Besides the Imperial Bank there are in Germany eight very large and powerful banking institutions and a considerable number of smaller and less powerful ones. The eight[Pg 124] great ones have each its head office in Berlin, and connections, through branches, agencies, and controlled institutions, in other parts of the Empire, the German colonies, and foreign countries. Together they control about eighty per cent of the entire banking capital of the Empire. In reality they are federations of banking institutions, many of which were once independent, and some of which were promoted and established in the interests of the group.
While these eight institutions are primarily engaged in commercial banking, they are also promoters on a large scale of German industry and commerce, both at home and abroad. Through interlocking directorates, stock ownership, and in other ways, they are closely allied with the leading industrial and transportation interests of the Empire, and they have been and are leaders in the promotion of these interests in other parts of the world, notably in the Orient, South America, and Africa. They are, therefore, leaders on the stock as well as the discount markets of the country, and are widely influential in investment as well as commercial banking affairs.

- [SHORT EXERCISE 1]:
Answer these from the passage on German banks:
(a) In which city does each of the eight great banks have its head office?
(b) About what share of the Empire's banking capital do the eight banks control together?
(c) Which three parts of the world are named as places where these banks promoted German interests?
- [SHORT EXERCISE 2]: Resume the passage on the big German banks after its last sentence, keeping its tone.
The rows that follow have nothing to do with the passage on German banks.

- [RECORDS]:
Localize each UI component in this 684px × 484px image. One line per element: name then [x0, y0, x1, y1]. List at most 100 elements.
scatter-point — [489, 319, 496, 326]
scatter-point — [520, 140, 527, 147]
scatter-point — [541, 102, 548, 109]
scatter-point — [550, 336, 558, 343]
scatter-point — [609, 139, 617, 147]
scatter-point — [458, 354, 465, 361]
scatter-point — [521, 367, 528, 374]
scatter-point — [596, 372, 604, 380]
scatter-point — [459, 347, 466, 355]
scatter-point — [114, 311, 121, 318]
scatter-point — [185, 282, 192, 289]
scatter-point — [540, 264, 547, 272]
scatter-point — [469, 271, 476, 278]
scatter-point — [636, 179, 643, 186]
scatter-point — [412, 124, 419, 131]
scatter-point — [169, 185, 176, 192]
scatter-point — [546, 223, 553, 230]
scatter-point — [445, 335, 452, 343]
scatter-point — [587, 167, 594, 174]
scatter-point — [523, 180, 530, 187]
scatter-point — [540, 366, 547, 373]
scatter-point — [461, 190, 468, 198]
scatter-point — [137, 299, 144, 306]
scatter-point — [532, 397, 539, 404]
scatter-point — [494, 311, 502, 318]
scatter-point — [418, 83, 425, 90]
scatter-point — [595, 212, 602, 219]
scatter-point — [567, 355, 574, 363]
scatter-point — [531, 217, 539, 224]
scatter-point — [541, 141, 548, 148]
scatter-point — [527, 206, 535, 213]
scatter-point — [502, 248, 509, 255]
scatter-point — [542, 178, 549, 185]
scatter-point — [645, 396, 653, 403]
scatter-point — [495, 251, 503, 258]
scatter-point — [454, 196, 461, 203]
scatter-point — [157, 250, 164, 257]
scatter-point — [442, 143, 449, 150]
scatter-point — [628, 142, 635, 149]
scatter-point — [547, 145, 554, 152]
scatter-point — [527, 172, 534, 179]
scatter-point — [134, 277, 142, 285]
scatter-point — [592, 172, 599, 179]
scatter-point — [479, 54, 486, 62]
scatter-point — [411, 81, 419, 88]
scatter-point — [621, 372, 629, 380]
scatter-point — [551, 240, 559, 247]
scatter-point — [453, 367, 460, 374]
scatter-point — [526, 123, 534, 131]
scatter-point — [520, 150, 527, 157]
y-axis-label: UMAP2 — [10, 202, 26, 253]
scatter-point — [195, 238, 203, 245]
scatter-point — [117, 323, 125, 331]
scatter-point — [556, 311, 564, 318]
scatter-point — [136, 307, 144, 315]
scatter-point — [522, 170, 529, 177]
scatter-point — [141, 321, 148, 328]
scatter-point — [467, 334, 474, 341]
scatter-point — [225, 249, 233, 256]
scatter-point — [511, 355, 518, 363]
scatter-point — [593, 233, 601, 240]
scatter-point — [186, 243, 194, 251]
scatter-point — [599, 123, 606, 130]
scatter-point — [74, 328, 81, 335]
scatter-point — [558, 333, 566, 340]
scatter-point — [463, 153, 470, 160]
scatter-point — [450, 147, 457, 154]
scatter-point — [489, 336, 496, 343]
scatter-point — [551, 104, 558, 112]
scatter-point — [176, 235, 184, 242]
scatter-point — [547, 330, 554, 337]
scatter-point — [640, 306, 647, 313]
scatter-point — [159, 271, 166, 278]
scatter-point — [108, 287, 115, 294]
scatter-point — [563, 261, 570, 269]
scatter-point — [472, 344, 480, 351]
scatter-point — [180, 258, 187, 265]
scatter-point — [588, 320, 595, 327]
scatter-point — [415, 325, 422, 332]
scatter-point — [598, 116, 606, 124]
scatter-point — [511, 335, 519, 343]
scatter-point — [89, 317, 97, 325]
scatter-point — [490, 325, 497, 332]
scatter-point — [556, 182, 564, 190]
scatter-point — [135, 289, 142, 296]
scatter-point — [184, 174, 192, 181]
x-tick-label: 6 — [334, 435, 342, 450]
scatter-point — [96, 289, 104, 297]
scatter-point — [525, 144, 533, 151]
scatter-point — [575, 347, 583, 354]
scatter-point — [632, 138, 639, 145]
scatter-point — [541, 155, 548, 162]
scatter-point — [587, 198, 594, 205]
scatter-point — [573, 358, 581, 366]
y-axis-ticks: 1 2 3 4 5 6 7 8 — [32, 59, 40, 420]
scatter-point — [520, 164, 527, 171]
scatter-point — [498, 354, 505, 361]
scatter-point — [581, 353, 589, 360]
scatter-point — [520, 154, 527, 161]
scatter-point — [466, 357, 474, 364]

- [TASK OUTPUT 1]:
(a) Berlin
(b) About eighty percent
(c) The Orient, South America, and Africa

- [TASK OUTPUT 2]:
These, as well as the other commercial banks, consisting for the most part of local institutions and those catering to special interests, use[Pg 125] the Imperial Bank for rediscounts, for transfers of funds between different parts of the country, and as a depository for surplus funds. They do not normally keep on hand more cash than is needed for till purposes. Being in easy reach of an office of the Imperial Bank, supplies can be obtained at any time by checks drawn against credit balances or through rediscounts of commercial bills. Special accounts are carried for transfer purposes and are used even in the transfer of funds between different offices of the same institution.
On account of its right to issue notes against commercial securities, the Imperial Bank has the power to meet the demands made upon it and to supply the country with an elastic medium of exchange. The levy of a tax upon the excess of the issues above a prescribed maximum prevents perfect elasticity, unless this maximum be kept above the highest point which the circulation would normally reach, since the actual levy of the tax forces the rate of discount to such a point as to seriously restrict commercial operations. However, since the line between commercial and investment banking is not drawn by the great Berlin banks with the care that is desirable, and since they have been able at times, especially on account of[Pg 126] their foreign connections, to embarrass the Imperial Bank in its efforts to maintain adequate specie reserves, such a tax is probably a desirable safeguard against over-expansion of credit.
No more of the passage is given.